● Written problem:
Repeat each entry as written, dropping any picture you find.

● Entries:
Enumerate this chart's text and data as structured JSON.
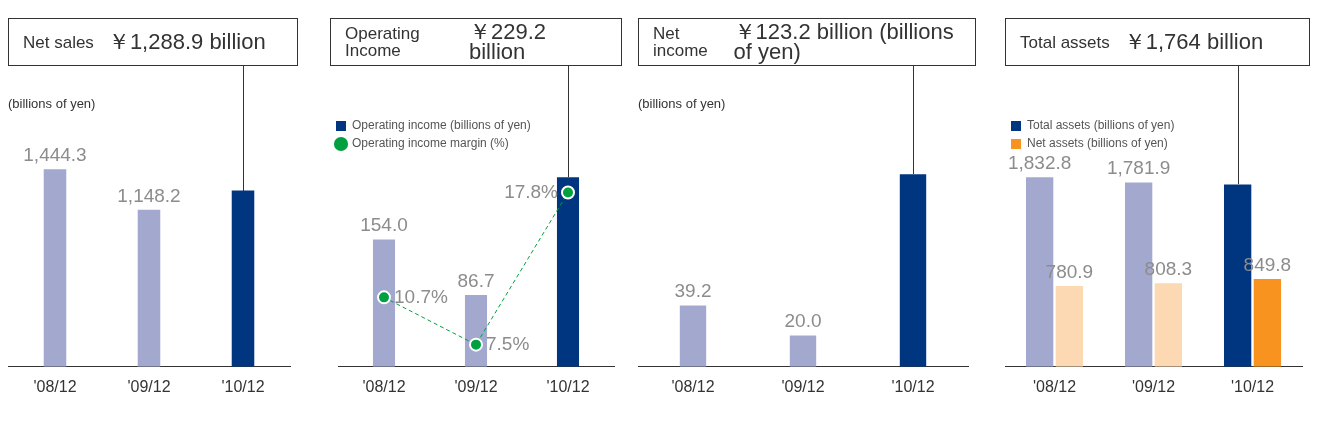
{
  "chart_data": [
    {
      "type": "bar",
      "title": "Net sales",
      "subtitle": "￥1,288.9 billion",
      "ylabel": "(billions of yen)",
      "categories": [
        "'08/12",
        "'09/12",
        "'10/12"
      ],
      "values": [
        1444.3,
        1148.2,
        1288.9
      ],
      "colors": [
        "#a3a8cf",
        "#a3a8cf",
        "#003580"
      ],
      "value_labels": [
        "1,444.3",
        "1,148.2",
        null
      ],
      "tick_labels": "x",
      "grid": false,
      "legend": false
    },
    {
      "type": "bar",
      "title": "Operating Income",
      "subtitle": "￥229.2 billion",
      "categories": [
        "'08/12",
        "'09/12",
        "'10/12"
      ],
      "series": [
        {
          "name": "Operating income (billions of yen)",
          "type": "bar",
          "color": "#003580",
          "colors": [
            "#a3a8cf",
            "#a3a8cf",
            "#003580"
          ],
          "values": [
            154.0,
            86.7,
            229.2
          ],
          "value_labels": [
            "154.0",
            "86.7",
            null
          ]
        },
        {
          "name": "Operating income margin (%)",
          "type": "line",
          "axis": "y2",
          "color": "#00a040",
          "values": [
            10.7,
            7.5,
            17.8
          ],
          "value_labels": [
            "10.7%",
            "7.5%",
            "17.8%"
          ]
        }
      ],
      "marker": "circle",
      "line_style": "dashed",
      "tick_labels": "x",
      "grid": false,
      "legend": "top left"
    },
    {
      "type": "bar",
      "title": "Net income",
      "subtitle": "￥123.2 billion (billions of yen)",
      "ylabel": "(billions of yen)",
      "categories": [
        "'08/12",
        "'09/12",
        "'10/12"
      ],
      "values": [
        39.2,
        20.0,
        123.2
      ],
      "colors": [
        "#a3a8cf",
        "#a3a8cf",
        "#003580"
      ],
      "value_labels": [
        "39.2",
        "20.0",
        null
      ],
      "tick_labels": "x",
      "grid": false,
      "legend": false
    },
    {
      "type": "bar",
      "title": "Total assets",
      "subtitle": "￥1,764 billion",
      "categories": [
        "'08/12",
        "'09/12",
        "'10/12"
      ],
      "series": [
        {
          "name": "Total assets (billions of yen)",
          "type": "bar",
          "color": "#003580",
          "colors": [
            "#a3a8cf",
            "#a3a8cf",
            "#003580"
          ],
          "values": [
            1832.8,
            1781.9,
            1764
          ],
          "value_labels": [
            "1,832.8",
            "1,781.9",
            null
          ]
        },
        {
          "name": "Net assets (billions of yen)",
          "type": "bar",
          "color": "#f7931e",
          "colors": [
            "#fdd9b3",
            "#fdd9b3",
            "#f7931e"
          ],
          "values": [
            780.9,
            808.3,
            849.8
          ],
          "value_labels": [
            "780.9",
            "808.3",
            "849.8"
          ]
        }
      ],
      "tick_labels": "x",
      "grid": false,
      "legend": "top left"
    }
  ]
}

● Solution for this exercise:
Enumerate this chart's text and data as structured JSON.
{
  "chart_data": [
    {
      "type": "bar",
      "title": "Net sales",
      "subtitle": "￥1,288.9 billion",
      "ylabel": "(billions of yen)",
      "categories": [
        "'08/12",
        "'09/12",
        "'10/12"
      ],
      "values": [
        1444.3,
        1148.2,
        1288.9
      ],
      "colors": [
        "#a3a8cf",
        "#a3a8cf",
        "#003580"
      ],
      "value_labels": [
        "1,444.3",
        "1,148.2",
        null
      ],
      "tick_labels": "x",
      "grid": false,
      "legend": false
    },
    {
      "type": "bar",
      "title": "Operating Income",
      "subtitle": "￥229.2 billion",
      "categories": [
        "'08/12",
        "'09/12",
        "'10/12"
      ],
      "series": [
        {
          "name": "Operating income (billions of yen)",
          "type": "bar",
          "color": "#003580",
          "colors": [
            "#a3a8cf",
            "#a3a8cf",
            "#003580"
          ],
          "values": [
            154.0,
            86.7,
            229.2
          ],
          "value_labels": [
            "154.0",
            "86.7",
            null
          ]
        },
        {
          "name": "Operating income margin (%)",
          "type": "line",
          "axis": "y2",
          "color": "#00a040",
          "values": [
            10.7,
            7.5,
            17.8
          ],
          "value_labels": [
            "10.7%",
            "7.5%",
            "17.8%"
          ]
        }
      ],
      "marker": "circle",
      "line_style": "dashed",
      "tick_labels": "x",
      "grid": false,
      "legend": "top left"
    },
    {
      "type": "bar",
      "title": "Net income",
      "subtitle": "￥123.2 billion (billions of yen)",
      "ylabel": "(billions of yen)",
      "categories": [
        "'08/12",
        "'09/12",
        "'10/12"
      ],
      "values": [
        39.2,
        20.0,
        123.2
      ],
      "colors": [
        "#a3a8cf",
        "#a3a8cf",
        "#003580"
      ],
      "value_labels": [
        "39.2",
        "20.0",
        null
      ],
      "tick_labels": "x",
      "grid": false,
      "legend": false
    },
    {
      "type": "bar",
      "title": "Total assets",
      "subtitle": "￥1,764 billion",
      "categories": [
        "'08/12",
        "'09/12",
        "'10/12"
      ],
      "series": [
        {
          "name": "Total assets (billions of yen)",
          "type": "bar",
          "color": "#003580",
          "colors": [
            "#a3a8cf",
            "#a3a8cf",
            "#003580"
          ],
          "values": [
            1832.8,
            1781.9,
            1764
          ],
          "value_labels": [
            "1,832.8",
            "1,781.9",
            null
          ]
        },
        {
          "name": "Net assets (billions of yen)",
          "type": "bar",
          "color": "#f7931e",
          "colors": [
            "#fdd9b3",
            "#fdd9b3",
            "#f7931e"
          ],
          "values": [
            780.9,
            808.3,
            849.8
          ],
          "value_labels": [
            "780.9",
            "808.3",
            "849.8"
          ]
        }
      ],
      "tick_labels": "x",
      "grid": false,
      "legend": "top left"
    }
  ]
}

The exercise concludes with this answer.